#### [What the exercise asks]
Omitting all pictures, print the lines of the listing from the one containing "Read out every word on this page." through the final line, both ends included, with no other text.

#### [Source data]
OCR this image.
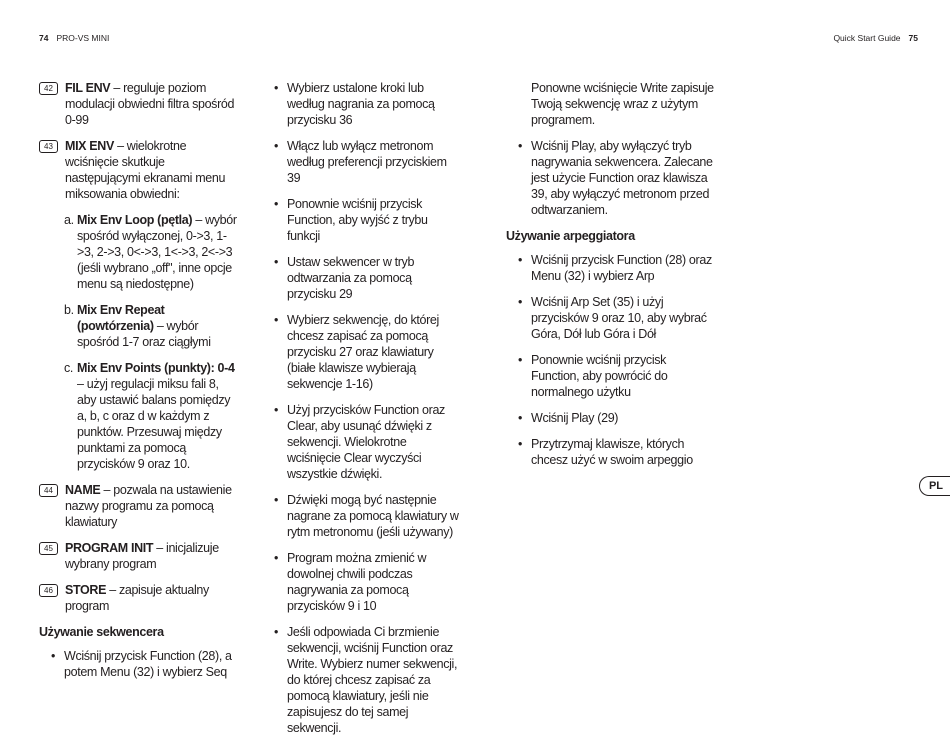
74 PRO-VS MINI	Quick Start Guide 75
42 FIL ENV – reguluje poziom modulacji obwiedni filtra spośród 0-99
43 MIX ENV – wielokrotne wciśnięcie skutkuje następującymi ekranami menu miksowania obwiedni:
a. Mix Env Loop (pętla) – wybór spośród wyłączonej, 0->3, 1->3, 2->3, 0<->3, 1<->3, 2<->3 (jeśli wybrano „off", inne opcje menu są niedostępne)
b. Mix Env Repeat (powtórzenia) – wybór spośród 1-7 oraz ciągłymi
c. Mix Env Points (punkty): 0-4 – użyj regulacji miksu fali 8, aby ustawić balans pomiędzy a, b, c oraz d w każdym z punktów. Przesuwaj między punktami za pomocą przycisków 9 oraz 10.
44 NAME – pozwala na ustawienie nazwy programu za pomocą klawiatury
45 PROGRAM INIT – inicjalizuje wybrany program
46 STORE – zapisuje aktualny program
Używanie sekwencera
• Wciśnij przycisk Function (28), a potem Menu (32) i wybierz Seq
• Wybierz ustalone kroki lub według nagrania za pomocą przycisku 36
• Włącz lub wyłącz metronom według preferencji przyciskiem 39
• Ponownie wciśnij przycisk Function, aby wyjść z trybu funkcji
• Ustaw sekwencer w tryb odtwarzania za pomocą przycisku 29
• Wybierz sekwencję, do której chcesz zapisać za pomocą przycisku 27 oraz klawiatury (białe klawisze wybierają sekwencje 1-16)
• Użyj przycisków Function oraz Clear, aby usunąć dźwięki z sekwencji. Wielokrotne wciśnięcie Clear wyczyści wszystkie dźwięki.
• Dźwięki mogą być następnie nagrane za pomocą klawiatury w rytm metronomu (jeśli używany)
• Program można zmienić w dowolnej chwili podczas nagrywania za pomocą przycisków 9 i 10
• Jeśli odpowiada Ci brzmienie sekwencji, wciśnij Function oraz Write. Wybierz numer sekwencji, do której chcesz zapisać za pomocą klawiatury, jeśli nie zapisujesz do tej samej sekwencji.
Ponowne wciśnięcie Write zapisuje Twoją sekwencję wraz z użytym programem.
• Wciśnij Play, aby wyłączyć tryb nagrywania sekwencera. Zalecane jest użycie Function oraz klawisza 39, aby wyłączyć metronom przed odtwarzaniem.
Używanie arpeggiatora
• Wciśnij przycisk Function (28) oraz Menu (32) i wybierz Arp
• Wciśnij Arp Set (35) i użyj przycisków 9 oraz 10, aby wybrać Góra, Dół lub Góra i Dół
• Ponownie wciśnij przycisk Function, aby powrócić do normalnego użytku
• Wciśnij Play (29)
• Przytrzymaj klawisze, których chcesz użyć w swoim arpeggio
PL
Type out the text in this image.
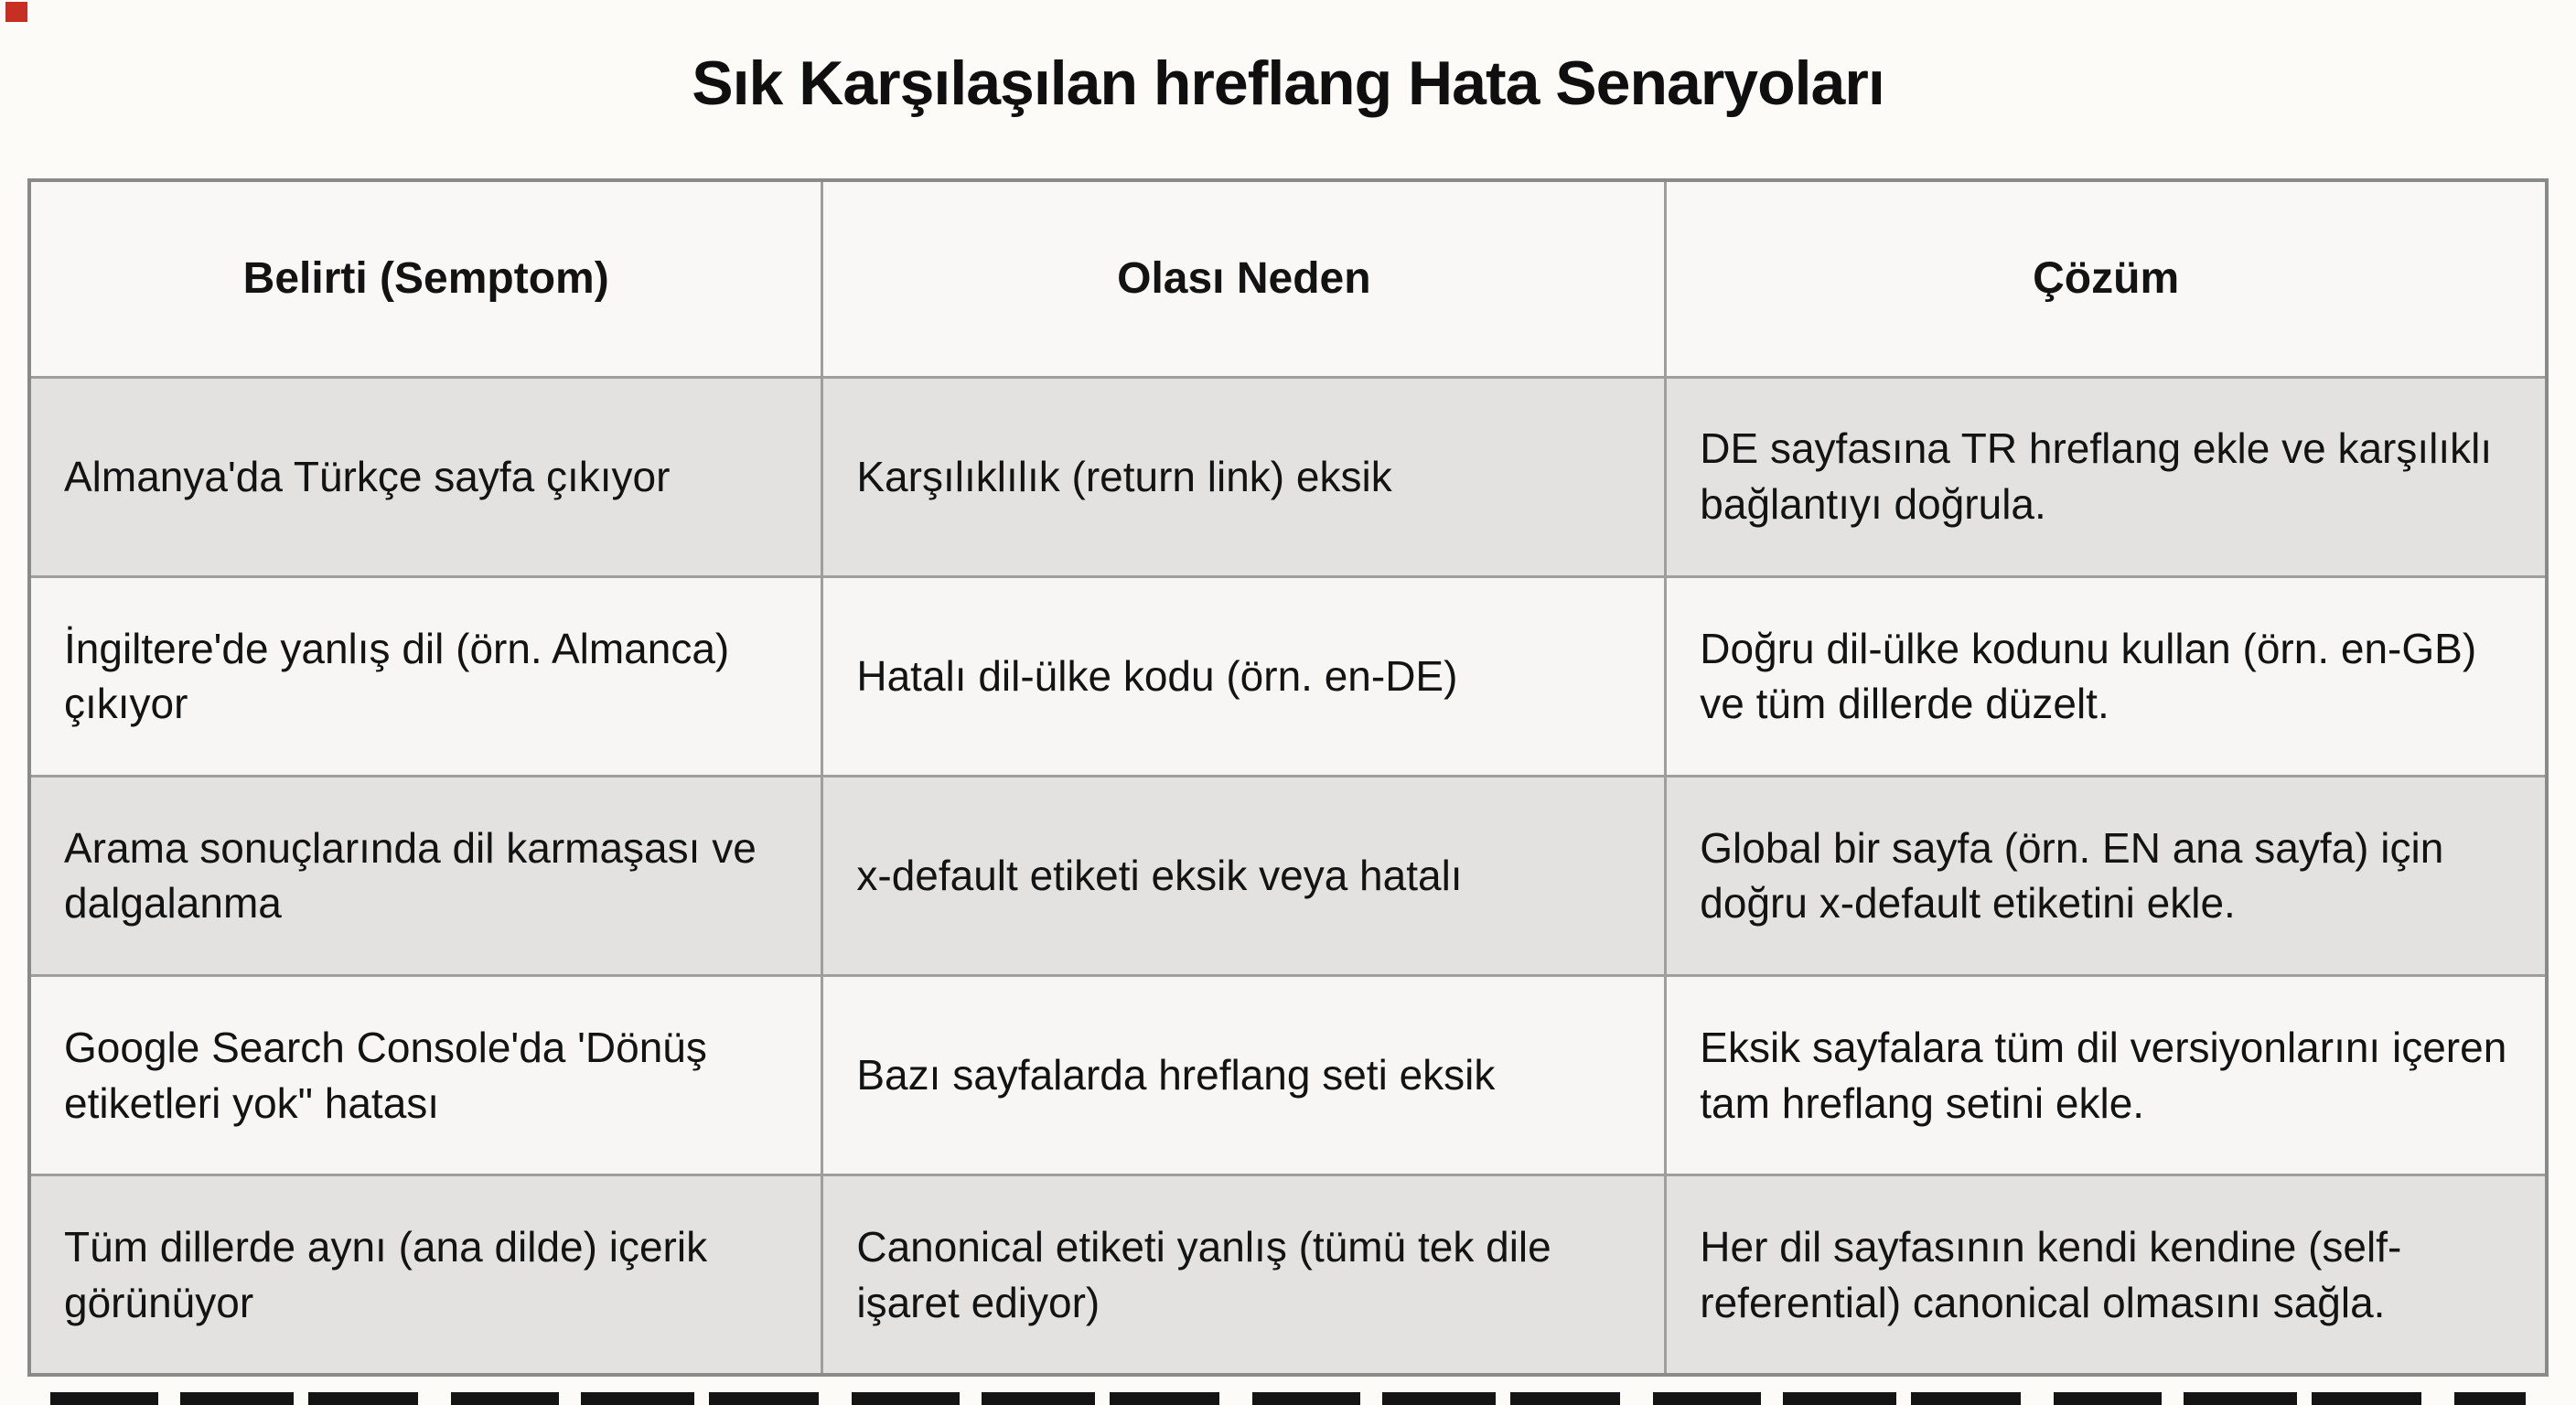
Sık Karşılaşılan hreflang Hata Senaryoları
Belirti (Semptom)	Olası Neden	Çözüm
Almanya'da Türkçe sayfa çıkıyor	Karşılıklılık (return link) eksik	DE sayfasına TR hreflang ekle ve karşılıklı bağlantıyı doğrula.
İngiltere'de yanlış dil (örn. Almanca) çıkıyor	Hatalı dil-ülke kodu (örn. en-DE)	Doğru dil-ülke kodunu kullan (örn. en-GB) ve tüm dillerde düzelt.
Arama sonuçlarında dil karmaşası ve dalgalanma	x-default etiketi eksik veya hatalı	Global bir sayfa (örn. EN ana sayfa) için doğru x-default etiketini ekle.
Google Search Console'da 'Dönüş etiketleri yok" hatası	Bazı sayfalarda hreflang seti eksik	Eksik sayfalara tüm dil versiyonlarını içeren tam hreflang setini ekle.
Tüm dillerde aynı (ana dilde) içerik görünüyor	Canonical etiketi yanlış (tümü tek dile işaret ediyor)	Her dil sayfasının kendi kendine (self-referential) canonical olmasını sağla.
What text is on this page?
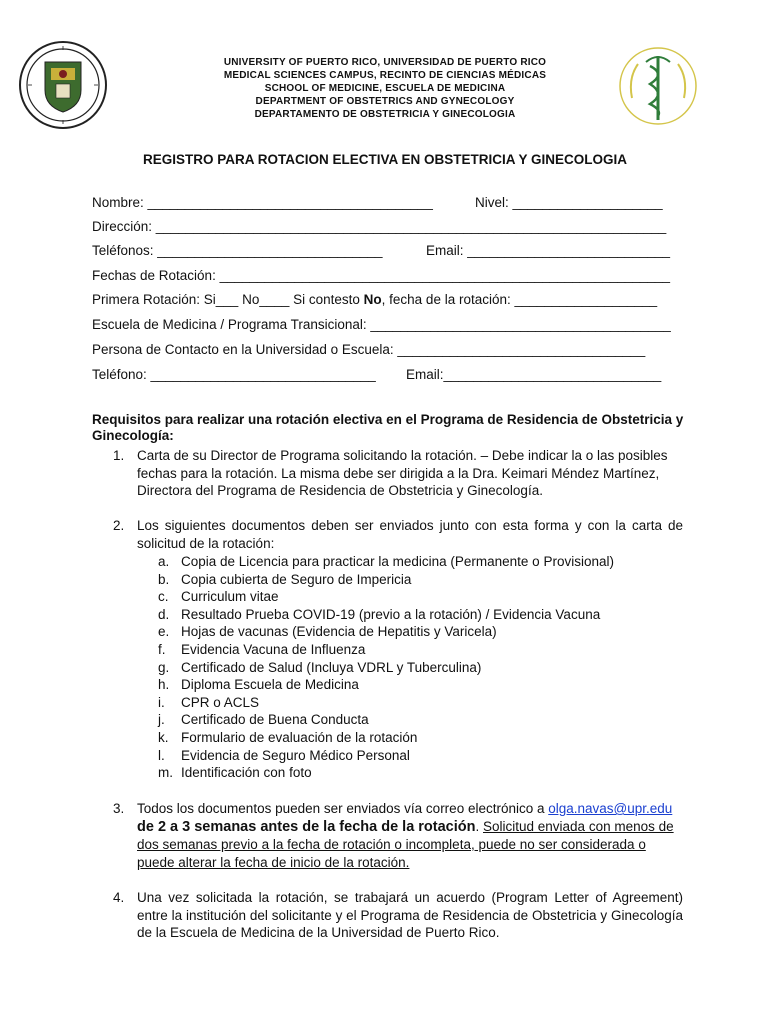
UNIVERSITY OF PUERTO RICO, UNIVERSIDAD DE PUERTO RICO
MEDICAL SCIENCES CAMPUS, RECINTO DE CIENCIAS MÉDICAS
SCHOOL OF MEDICINE, ESCUELA DE MEDICINA
DEPARTMENT OF OBSTETRICS AND GYNECOLOGY
DEPARTAMENTO DE OBSTETRICIA Y GINECOLOGIA
REGISTRO PARA ROTACION ELECTIVA EN OBSTETRICIA Y GINECOLOGIA
Nombre: ______________________________________	Nivel: ____________________
Dirección: ____________________________________________________________________
Teléfonos: ______________________________	Email: ___________________________
Fechas de Rotación: ____________________________________________________________
Primera Rotación: Si___ No____ Si contesto No, fecha de la rotación: ___________________
Escuela de Medicina / Programa Transicional: ________________________________________
Persona de Contacto en la Universidad o Escuela: _________________________________
Teléfono: ______________________________ Email:_____________________________
Requisitos para realizar una rotación electiva en el Programa de Residencia de Obstetricia y Ginecología:
1. Carta de su Director de Programa solicitando la rotación. – Debe indicar la o las posibles fechas para la rotación. La misma debe ser dirigida a la Dra. Keimari Méndez Martínez, Directora del Programa de Residencia de Obstetricia y Ginecología.
2. Los siguientes documentos deben ser enviados junto con esta forma y con la carta de solicitud de la rotación:
a. Copia de Licencia para practicar la medicina (Permanente o Provisional)
b. Copia cubierta de Seguro de Impericia
c. Curriculum vitae
d. Resultado Prueba COVID-19 (previo a la rotación) / Evidencia Vacuna
e. Hojas de vacunas (Evidencia de Hepatitis y Varicela)
f. Evidencia Vacuna de Influenza
g. Certificado de Salud (Incluya VDRL y Tuberculina)
h. Diploma Escuela de Medicina
i. CPR o ACLS
j. Certificado de Buena Conducta
k. Formulario de evaluación de la rotación
l. Evidencia de Seguro Médico Personal
m. Identificación con foto
3. Todos los documentos pueden ser enviados vía correo electrónico a olga.navas@upr.edu de 2 a 3 semanas antes de la fecha de la rotación. Solicitud enviada con menos de dos semanas previo a la fecha de rotación o incompleta, puede no ser considerada o puede alterar la fecha de inicio de la rotación.
4. Una vez solicitada la rotación, se trabajará un acuerdo (Program Letter of Agreement) entre la institución del solicitante y el Programa de Residencia de Obstetricia y Ginecología de la Escuela de Medicina de la Universidad de Puerto Rico.
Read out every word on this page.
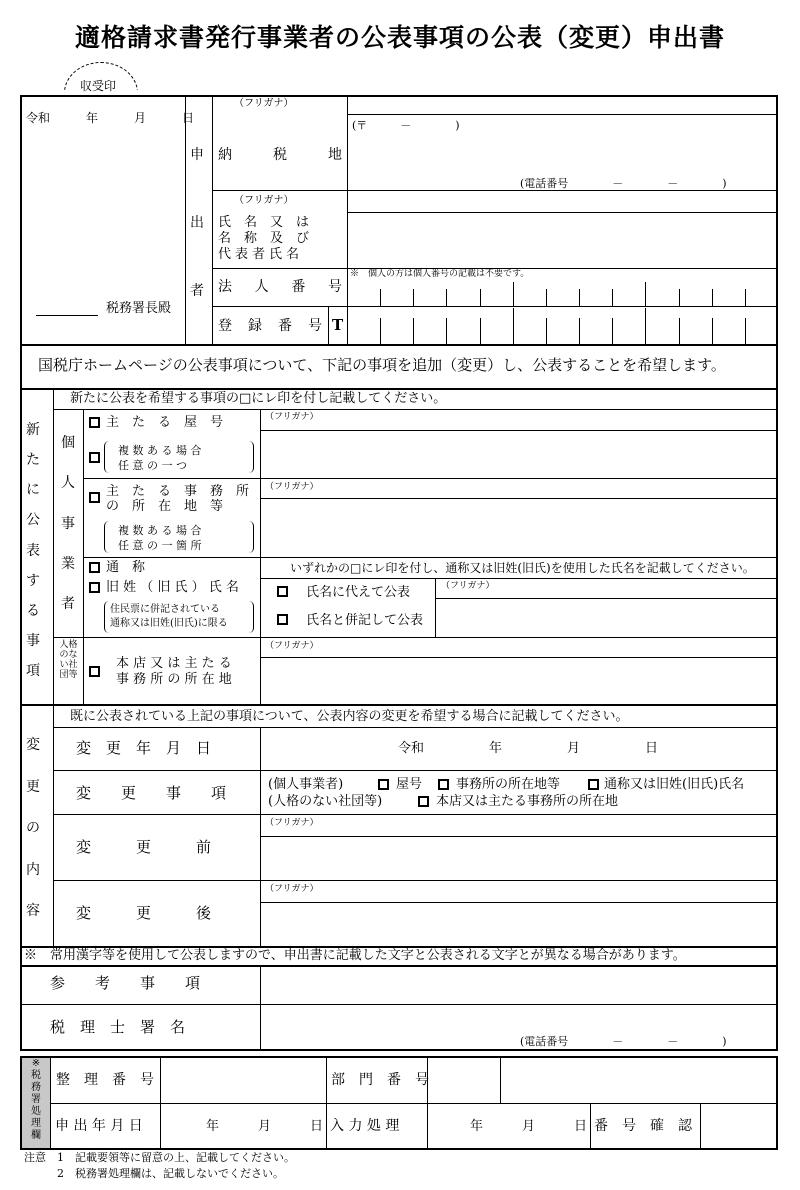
適格請求書発行事業者の公表事項の公表（変更）申出書
収受印
令和　　　年　　　月　　　日
税務署長殿
申
出
者
（フリガナ）
納	税	地
(〒　　　－　　　　)
(電話番号　　　　－　　　　－　　　　)
（フリガナ）
氏名又は
名称及び
代表者氏名
※　個人の方は個人番号の記載は不要です。
法 人 番 号
登 録 番 号 T
国税庁ホームページの公表事項について、下記の事項を追加（変更）し、公表することを希望します。
新
た
に
公
表
す
る
事
項
新たに公表を希望する事項の□にレ印を付し記載してください。
個
人
事
業
者
人格
のな
い社
団等
主　た　る　屋　号
複 数 あ る 場 合
任 意 の 一 つ
（フリガナ）
主　た　る　事　務　所
の　所　在　地　等
複 数 あ る 場 合
任 意 の 一 箇 所
（フリガナ）
通　称
旧 姓 （ 旧 氏 ） 氏 名
住民票に併記されている
通称又は旧姓(旧氏)に限る
いずれかの□にレ印を付し、通称又は旧姓(旧氏)を使用した氏名を記載してください。
氏名に代えて公表
氏名と併記して公表
（フリガナ）
本 店 又 は 主 た る
事 務 所 の 所 在 地
（フリガナ）
変
更
の
内
容
既に公表されている上記の事項について、公表内容の変更を希望する場合に記載してください。
変　更　年　月　日	令和　　　　　年　　　　　月　　　　　日
変　　更　　事　　項	(個人事業者)	屋号	事務所の所在地等	通称又は旧姓(旧氏)氏名
(人格のない社団等)	本店又は主たる事務所の所在地
変　　　更　　　前
（フリガナ）
変　　　更　　　後
（フリガナ）
※　常用漢字等を使用して公表しますので、申出書に記載した文字と公表される文字とが異なる場合があります。
参　　考　　事　　項
税　理　士　署　名
(電話番号　　　　－　　　　－　　　　)
※
税
務
署
処
理
欄
整　理　番　号	部　門　番　号
申 出 年 月 日	年　　　月　　　日 入 力 処 理	年　　　月　　　日 番　号　確　認
注意　1　記載要領等に留意の上、記載してください。
　　　2　税務署処理欄は、記載しないでください。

#### [Exercise result]
Read out every word on this page.
適格請求書発行事業者の公表事項の公表（変更）申出書
収受印
令和　　　年　　　月　　　日
税務署長殿
申
出
者
（フリガナ）
納	税	地
(〒　　　－　　　　)
(電話番号　　　　－　　　　－　　　　)
（フリガナ）
氏名又は
名称及び
代表者氏名
※　個人の方は個人番号の記載は不要です。
法 人 番 号
登 録 番 号 T
国税庁ホームページの公表事項について、下記の事項を追加（変更）し、公表することを希望します。
新
た
に
公
表
す
る
事
項
新たに公表を希望する事項の□にレ印を付し記載してください。
個
人
事
業
者
人格
のな
い社
団等
主　た　る　屋　号
複 数 あ る 場 合
任 意 の 一 つ
（フリガナ）
主　た　る　事　務　所
の　所　在　地　等
複 数 あ る 場 合
任 意 の 一 箇 所
（フリガナ）
通　称
旧 姓 （ 旧 氏 ） 氏 名
住民票に併記されている
通称又は旧姓(旧氏)に限る
いずれかの□にレ印を付し、通称又は旧姓(旧氏)を使用した氏名を記載してください。
氏名に代えて公表
氏名と併記して公表
（フリガナ）
本 店 又 は 主 た る
事 務 所 の 所 在 地
（フリガナ）
変
更
の
内
容
既に公表されている上記の事項について、公表内容の変更を希望する場合に記載してください。
変　更　年　月　日	令和　　　　　年　　　　　月　　　　　日
変　　更　　事　　項	(個人事業者)	屋号	事務所の所在地等	通称又は旧姓(旧氏)氏名
(人格のない社団等)	本店又は主たる事務所の所在地
変　　　更　　　前
（フリガナ）
変　　　更　　　後
（フリガナ）
※　常用漢字等を使用して公表しますので、申出書に記載した文字と公表される文字とが異なる場合があります。
参　　考　　事　　項
税　理　士　署　名
(電話番号　　　　－　　　　－　　　　)
※
税
務
署
処
理
欄
整　理　番　号	部　門　番　号
申 出 年 月 日	年　　　月　　　日 入 力 処 理	年　　　月　　　日 番　号　確　認
注意　1　記載要領等に留意の上、記載してください。
　　　2　税務署処理欄は、記載しないでください。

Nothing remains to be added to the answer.